▶ _Goal_: Write out every entry word for word.

** Start Supplied material **

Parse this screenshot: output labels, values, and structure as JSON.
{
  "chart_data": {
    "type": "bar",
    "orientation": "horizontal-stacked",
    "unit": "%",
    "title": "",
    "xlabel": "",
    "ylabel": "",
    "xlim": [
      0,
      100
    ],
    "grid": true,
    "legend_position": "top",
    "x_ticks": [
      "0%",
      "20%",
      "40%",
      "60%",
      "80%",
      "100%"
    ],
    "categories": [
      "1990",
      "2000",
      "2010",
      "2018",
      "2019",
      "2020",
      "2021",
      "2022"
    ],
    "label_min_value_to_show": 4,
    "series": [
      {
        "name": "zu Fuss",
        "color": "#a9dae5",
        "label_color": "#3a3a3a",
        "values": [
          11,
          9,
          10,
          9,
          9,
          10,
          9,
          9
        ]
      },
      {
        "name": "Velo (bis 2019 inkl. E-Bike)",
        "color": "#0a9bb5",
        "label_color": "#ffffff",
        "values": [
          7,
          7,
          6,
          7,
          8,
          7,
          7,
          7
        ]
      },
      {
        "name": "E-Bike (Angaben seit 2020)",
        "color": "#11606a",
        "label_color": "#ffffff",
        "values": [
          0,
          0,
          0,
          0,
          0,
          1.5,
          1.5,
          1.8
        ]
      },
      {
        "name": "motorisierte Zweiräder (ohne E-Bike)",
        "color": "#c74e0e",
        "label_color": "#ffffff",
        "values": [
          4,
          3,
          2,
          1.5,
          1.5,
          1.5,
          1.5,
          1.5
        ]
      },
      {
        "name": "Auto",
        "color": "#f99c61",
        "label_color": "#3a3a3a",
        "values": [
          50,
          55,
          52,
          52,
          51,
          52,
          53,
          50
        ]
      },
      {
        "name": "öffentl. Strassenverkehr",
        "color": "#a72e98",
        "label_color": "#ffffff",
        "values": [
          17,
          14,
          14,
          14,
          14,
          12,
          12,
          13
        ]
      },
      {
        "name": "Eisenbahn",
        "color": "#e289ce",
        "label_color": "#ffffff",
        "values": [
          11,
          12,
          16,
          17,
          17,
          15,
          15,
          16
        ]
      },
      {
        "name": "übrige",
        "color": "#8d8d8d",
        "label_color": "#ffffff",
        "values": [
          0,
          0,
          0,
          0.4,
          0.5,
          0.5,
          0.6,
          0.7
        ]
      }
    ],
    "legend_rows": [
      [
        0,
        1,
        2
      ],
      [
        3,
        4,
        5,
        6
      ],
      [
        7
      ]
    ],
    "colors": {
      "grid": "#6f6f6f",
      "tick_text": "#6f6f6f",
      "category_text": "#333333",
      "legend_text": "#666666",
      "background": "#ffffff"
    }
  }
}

** End Supplied material **

▶ _Output of the task_:
Parse this screenshot: output labels, values, and structure as JSON.
{
  "chart_data": {
    "type": "bar",
    "orientation": "horizontal-stacked",
    "unit": "%",
    "title": "",
    "xlabel": "",
    "ylabel": "",
    "xlim": [
      0,
      100
    ],
    "grid": true,
    "legend_position": "top",
    "x_ticks": [
      "0%",
      "20%",
      "40%",
      "60%",
      "80%",
      "100%"
    ],
    "categories": [
      "1990",
      "2000",
      "2010",
      "2018",
      "2019",
      "2020",
      "2021",
      "2022"
    ],
    "label_min_value_to_show": 4,
    "series": [
      {
        "name": "zu Fuss",
        "color": "#a9dae5",
        "label_color": "#3a3a3a",
        "values": [
          11,
          9,
          10,
          9,
          9,
          10,
          9,
          9
        ]
      },
      {
        "name": "Velo (bis 2019 inkl. E-Bike)",
        "color": "#0a9bb5",
        "label_color": "#ffffff",
        "values": [
          7,
          7,
          6,
          7,
          8,
          7,
          7,
          7
        ]
      },
      {
        "name": "E-Bike (Angaben seit 2020)",
        "color": "#11606a",
        "label_color": "#ffffff",
        "values": [
          0,
          0,
          0,
          0,
          0,
          1.5,
          1.5,
          1.8
        ]
      },
      {
        "name": "motorisierte Zweiräder (ohne E-Bike)",
        "color": "#c74e0e",
        "label_color": "#ffffff",
        "values": [
          4,
          3,
          2,
          1.5,
          1.5,
          1.5,
          1.5,
          1.5
        ]
      },
      {
        "name": "Auto",
        "color": "#f99c61",
        "label_color": "#3a3a3a",
        "values": [
          50,
          55,
          52,
          52,
          51,
          52,
          53,
          50
        ]
      },
      {
        "name": "öffentl. Strassenverkehr",
        "color": "#a72e98",
        "label_color": "#ffffff",
        "values": [
          17,
          14,
          14,
          14,
          14,
          12,
          12,
          13
        ]
      },
      {
        "name": "Eisenbahn",
        "color": "#e289ce",
        "label_color": "#ffffff",
        "values": [
          11,
          12,
          16,
          17,
          17,
          15,
          15,
          16
        ]
      },
      {
        "name": "übrige",
        "color": "#8d8d8d",
        "label_color": "#ffffff",
        "values": [
          0,
          0,
          0,
          0.4,
          0.5,
          0.5,
          0.6,
          0.7
        ]
      }
    ],
    "legend_rows": [
      [
        0,
        1,
        2
      ],
      [
        3,
        4,
        5,
        6
      ],
      [
        7
      ]
    ],
    "colors": {
      "grid": "#6f6f6f",
      "tick_text": "#6f6f6f",
      "category_text": "#333333",
      "legend_text": "#666666",
      "background": "#ffffff"
    }
  }
}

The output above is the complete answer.